__RECORDS SUPPLIED__.
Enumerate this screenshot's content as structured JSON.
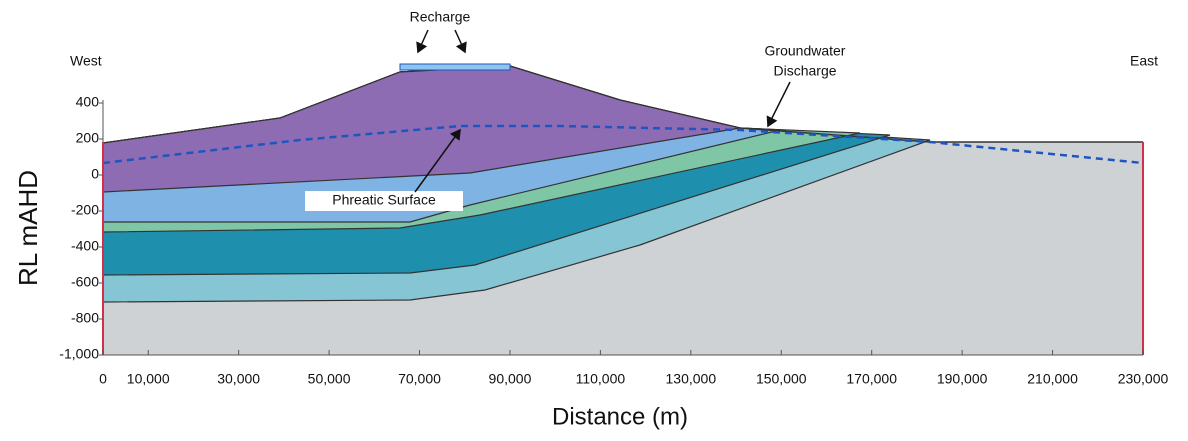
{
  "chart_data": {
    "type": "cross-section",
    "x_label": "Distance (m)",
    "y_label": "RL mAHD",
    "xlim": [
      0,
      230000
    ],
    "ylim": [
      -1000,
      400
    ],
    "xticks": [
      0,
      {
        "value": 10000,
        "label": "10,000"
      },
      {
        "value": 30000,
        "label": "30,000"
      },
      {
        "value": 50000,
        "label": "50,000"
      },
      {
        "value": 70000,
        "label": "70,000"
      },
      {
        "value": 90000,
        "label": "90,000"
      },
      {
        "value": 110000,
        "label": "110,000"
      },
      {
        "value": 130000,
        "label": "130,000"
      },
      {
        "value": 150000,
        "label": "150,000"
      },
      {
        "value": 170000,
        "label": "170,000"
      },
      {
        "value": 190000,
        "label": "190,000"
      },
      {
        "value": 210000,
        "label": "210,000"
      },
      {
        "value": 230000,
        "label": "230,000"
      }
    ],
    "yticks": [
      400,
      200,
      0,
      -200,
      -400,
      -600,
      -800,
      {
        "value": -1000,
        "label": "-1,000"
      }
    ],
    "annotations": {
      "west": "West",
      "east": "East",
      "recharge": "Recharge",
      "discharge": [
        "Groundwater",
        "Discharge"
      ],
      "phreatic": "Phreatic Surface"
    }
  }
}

--

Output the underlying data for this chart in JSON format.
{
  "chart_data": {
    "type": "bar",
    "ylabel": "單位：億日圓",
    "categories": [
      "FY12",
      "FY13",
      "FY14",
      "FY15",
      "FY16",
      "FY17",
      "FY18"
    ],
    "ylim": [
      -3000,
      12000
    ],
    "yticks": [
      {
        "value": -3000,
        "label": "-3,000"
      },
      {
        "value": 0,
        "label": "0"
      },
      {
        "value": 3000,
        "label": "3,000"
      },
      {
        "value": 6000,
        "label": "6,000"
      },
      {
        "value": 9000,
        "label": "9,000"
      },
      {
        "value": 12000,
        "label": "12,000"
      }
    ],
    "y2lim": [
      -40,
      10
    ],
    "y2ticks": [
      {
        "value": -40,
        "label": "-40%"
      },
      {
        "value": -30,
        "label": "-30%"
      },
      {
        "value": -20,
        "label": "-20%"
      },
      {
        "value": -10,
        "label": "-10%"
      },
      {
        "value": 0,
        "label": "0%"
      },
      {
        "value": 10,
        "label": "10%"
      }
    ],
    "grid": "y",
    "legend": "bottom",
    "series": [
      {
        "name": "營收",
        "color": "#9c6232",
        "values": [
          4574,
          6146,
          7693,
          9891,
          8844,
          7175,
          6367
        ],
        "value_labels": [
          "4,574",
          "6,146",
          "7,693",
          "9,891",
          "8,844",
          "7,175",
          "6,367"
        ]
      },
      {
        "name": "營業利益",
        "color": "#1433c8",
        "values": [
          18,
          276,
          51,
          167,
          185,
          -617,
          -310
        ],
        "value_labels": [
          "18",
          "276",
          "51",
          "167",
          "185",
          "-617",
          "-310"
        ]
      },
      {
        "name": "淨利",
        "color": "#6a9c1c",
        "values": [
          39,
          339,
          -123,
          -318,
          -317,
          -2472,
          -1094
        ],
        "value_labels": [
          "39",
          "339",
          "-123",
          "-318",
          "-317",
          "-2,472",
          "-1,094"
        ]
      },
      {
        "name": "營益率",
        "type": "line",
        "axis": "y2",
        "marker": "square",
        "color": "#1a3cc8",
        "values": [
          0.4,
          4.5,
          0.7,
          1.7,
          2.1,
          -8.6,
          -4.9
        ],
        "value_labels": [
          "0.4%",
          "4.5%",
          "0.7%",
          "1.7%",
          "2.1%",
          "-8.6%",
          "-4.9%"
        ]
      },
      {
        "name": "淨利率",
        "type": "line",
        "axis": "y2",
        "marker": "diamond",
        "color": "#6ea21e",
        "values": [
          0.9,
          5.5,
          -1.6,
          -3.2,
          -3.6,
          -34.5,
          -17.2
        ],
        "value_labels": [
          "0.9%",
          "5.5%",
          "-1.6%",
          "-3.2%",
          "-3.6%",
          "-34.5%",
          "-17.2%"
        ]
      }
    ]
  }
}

__YOUR GOAL__.
Show every line of the records above that contains the word "name".

__ANSWER TO THE EXERCISE__.
        "name": "營收",
        "name": "營業利益",
        "name": "淨利",
        "name": "營益率",
        "name": "淨利率",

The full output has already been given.